Copy each line with the word "this" in it.

────

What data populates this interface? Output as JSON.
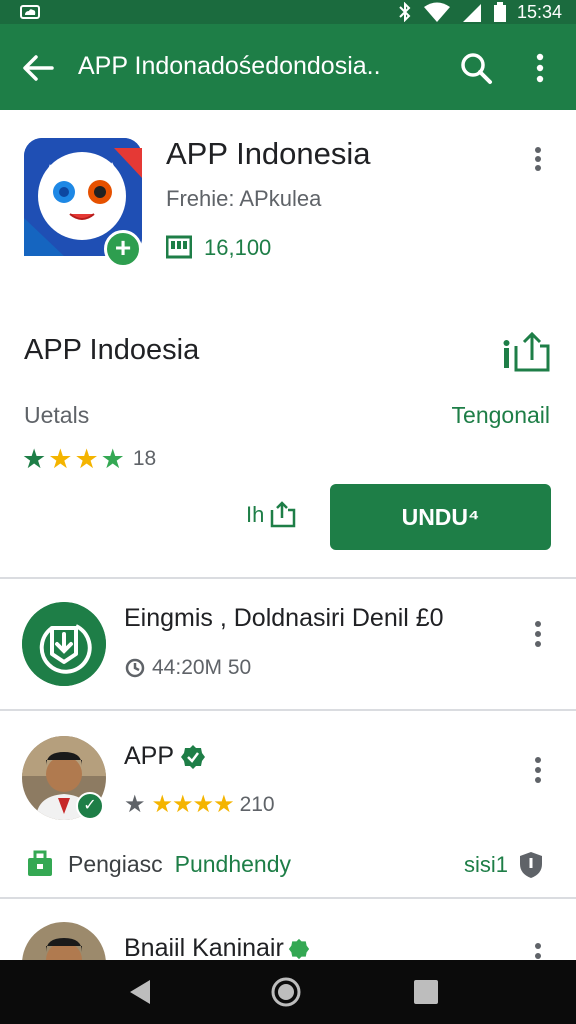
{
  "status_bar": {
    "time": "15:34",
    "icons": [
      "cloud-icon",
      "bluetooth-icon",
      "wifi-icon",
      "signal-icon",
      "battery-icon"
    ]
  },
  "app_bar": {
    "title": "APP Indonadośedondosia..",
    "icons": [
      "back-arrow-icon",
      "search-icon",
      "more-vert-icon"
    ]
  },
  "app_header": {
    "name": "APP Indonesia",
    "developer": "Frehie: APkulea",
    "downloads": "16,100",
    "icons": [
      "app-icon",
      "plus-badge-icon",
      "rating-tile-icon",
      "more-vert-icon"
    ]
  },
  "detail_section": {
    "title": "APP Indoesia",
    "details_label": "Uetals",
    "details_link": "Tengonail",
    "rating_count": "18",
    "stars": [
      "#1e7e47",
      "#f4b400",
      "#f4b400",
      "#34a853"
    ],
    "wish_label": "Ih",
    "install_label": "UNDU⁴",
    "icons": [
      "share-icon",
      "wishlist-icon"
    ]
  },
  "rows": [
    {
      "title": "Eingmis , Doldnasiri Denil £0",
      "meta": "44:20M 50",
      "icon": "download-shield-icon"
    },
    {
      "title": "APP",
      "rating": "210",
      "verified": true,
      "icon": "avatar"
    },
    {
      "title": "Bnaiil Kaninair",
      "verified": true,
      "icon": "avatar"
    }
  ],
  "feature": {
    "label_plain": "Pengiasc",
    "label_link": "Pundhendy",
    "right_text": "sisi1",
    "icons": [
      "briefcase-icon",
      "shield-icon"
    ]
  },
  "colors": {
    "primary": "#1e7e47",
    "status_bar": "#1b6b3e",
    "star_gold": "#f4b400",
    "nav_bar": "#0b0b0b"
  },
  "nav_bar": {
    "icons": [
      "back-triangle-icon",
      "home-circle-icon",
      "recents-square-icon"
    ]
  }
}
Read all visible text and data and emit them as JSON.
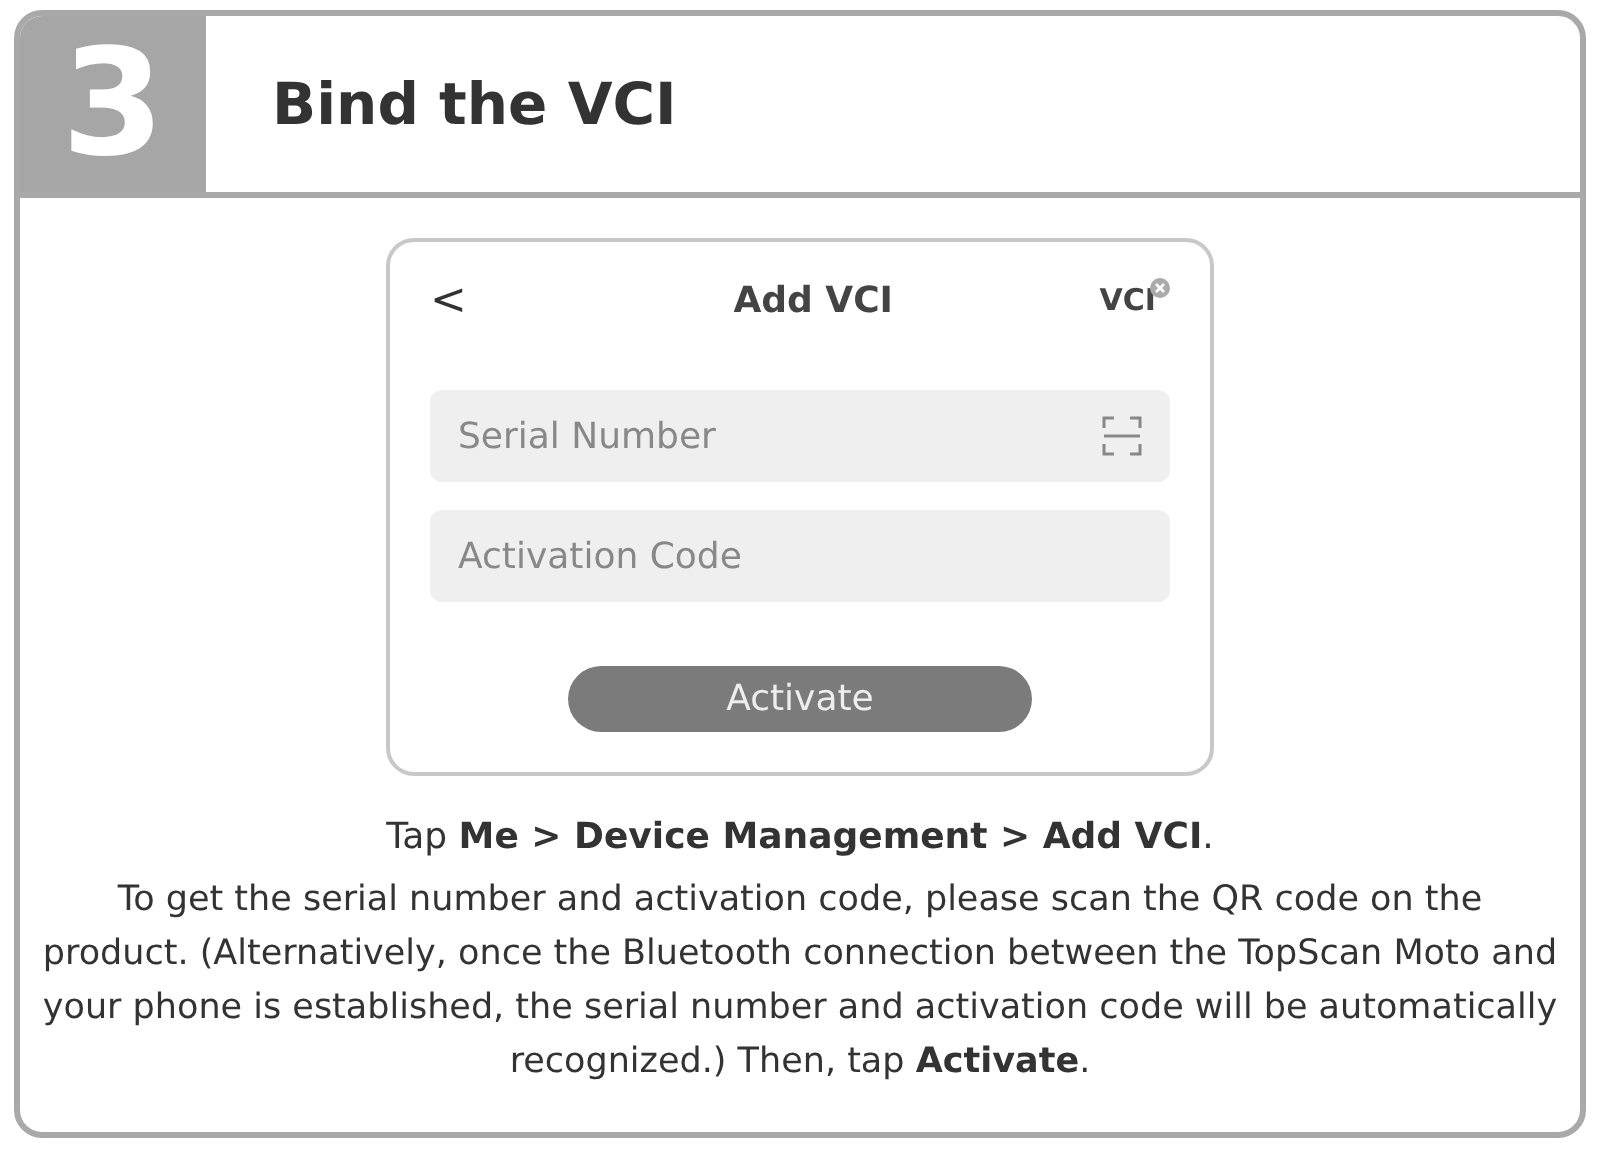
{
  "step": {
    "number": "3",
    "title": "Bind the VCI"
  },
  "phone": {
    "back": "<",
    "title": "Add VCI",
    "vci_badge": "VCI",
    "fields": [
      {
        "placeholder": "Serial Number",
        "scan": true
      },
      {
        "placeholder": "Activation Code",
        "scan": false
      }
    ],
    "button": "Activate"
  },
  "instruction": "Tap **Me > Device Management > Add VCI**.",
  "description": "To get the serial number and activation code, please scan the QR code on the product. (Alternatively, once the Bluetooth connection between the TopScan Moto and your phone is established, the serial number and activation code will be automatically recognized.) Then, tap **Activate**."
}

────

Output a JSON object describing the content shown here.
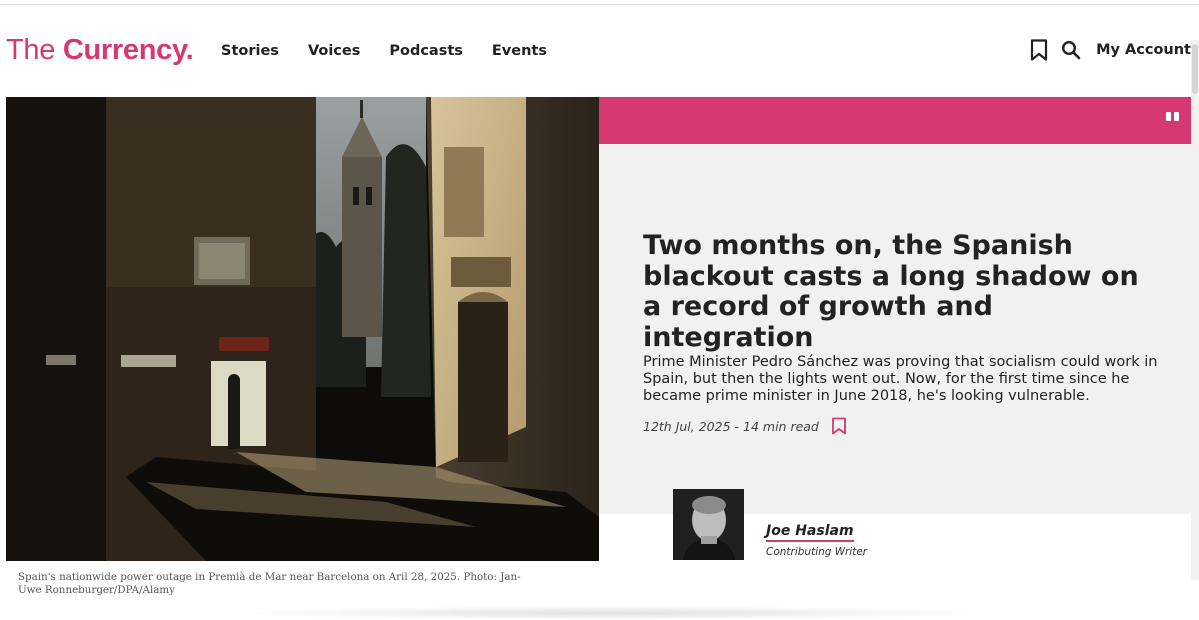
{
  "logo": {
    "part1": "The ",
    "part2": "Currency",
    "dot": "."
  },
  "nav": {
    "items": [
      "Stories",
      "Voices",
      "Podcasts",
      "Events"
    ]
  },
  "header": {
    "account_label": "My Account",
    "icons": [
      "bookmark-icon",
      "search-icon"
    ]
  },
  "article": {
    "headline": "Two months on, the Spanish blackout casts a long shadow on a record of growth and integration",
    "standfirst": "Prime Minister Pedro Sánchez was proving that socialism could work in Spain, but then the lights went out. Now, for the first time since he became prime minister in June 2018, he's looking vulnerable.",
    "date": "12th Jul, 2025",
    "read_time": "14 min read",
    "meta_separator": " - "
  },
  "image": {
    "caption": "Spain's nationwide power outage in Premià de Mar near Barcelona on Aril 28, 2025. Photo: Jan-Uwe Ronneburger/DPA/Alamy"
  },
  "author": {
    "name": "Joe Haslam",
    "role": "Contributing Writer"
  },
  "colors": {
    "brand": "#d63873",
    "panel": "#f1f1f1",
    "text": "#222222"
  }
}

────

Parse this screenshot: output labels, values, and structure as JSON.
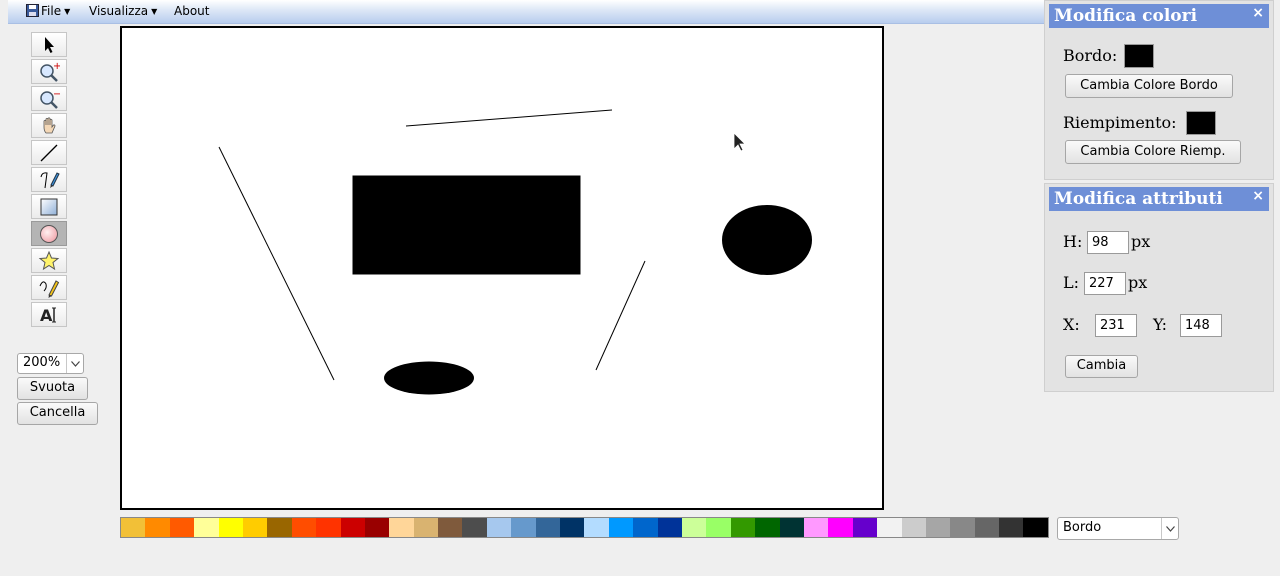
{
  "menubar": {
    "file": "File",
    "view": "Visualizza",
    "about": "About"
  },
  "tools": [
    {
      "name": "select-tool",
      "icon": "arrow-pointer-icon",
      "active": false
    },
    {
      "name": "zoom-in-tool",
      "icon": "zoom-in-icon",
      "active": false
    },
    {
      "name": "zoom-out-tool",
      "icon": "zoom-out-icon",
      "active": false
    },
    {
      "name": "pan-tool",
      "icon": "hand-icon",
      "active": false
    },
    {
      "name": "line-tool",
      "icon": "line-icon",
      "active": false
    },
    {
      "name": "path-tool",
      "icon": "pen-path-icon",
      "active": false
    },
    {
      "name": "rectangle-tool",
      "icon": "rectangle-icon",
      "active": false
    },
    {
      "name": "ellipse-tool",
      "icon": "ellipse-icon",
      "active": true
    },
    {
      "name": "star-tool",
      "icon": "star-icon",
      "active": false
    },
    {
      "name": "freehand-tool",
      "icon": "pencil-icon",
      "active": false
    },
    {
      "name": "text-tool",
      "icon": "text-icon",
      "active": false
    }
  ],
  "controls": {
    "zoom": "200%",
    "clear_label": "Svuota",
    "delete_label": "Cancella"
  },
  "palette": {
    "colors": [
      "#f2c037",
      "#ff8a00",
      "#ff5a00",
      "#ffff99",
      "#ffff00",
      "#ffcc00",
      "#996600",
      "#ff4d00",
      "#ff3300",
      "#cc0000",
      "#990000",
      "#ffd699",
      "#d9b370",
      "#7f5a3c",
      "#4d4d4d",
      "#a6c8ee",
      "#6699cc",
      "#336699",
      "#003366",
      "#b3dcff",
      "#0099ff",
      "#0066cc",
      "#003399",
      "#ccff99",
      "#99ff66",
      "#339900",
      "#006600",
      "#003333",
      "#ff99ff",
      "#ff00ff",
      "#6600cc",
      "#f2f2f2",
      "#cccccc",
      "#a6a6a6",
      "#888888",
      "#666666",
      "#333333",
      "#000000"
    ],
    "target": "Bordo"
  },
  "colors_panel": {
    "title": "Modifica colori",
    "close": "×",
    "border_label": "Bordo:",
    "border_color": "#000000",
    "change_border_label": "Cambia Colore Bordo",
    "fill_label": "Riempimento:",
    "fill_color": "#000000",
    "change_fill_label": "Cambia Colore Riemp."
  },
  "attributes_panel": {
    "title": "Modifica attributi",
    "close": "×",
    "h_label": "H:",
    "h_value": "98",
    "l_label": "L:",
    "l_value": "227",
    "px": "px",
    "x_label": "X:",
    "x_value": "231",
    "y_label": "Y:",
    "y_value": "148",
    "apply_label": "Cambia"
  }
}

────

**OUTPUT BELOW**.
What data populates this interface? Output as JSON.
Parse this screenshot: output labels, values, and structure as JSON.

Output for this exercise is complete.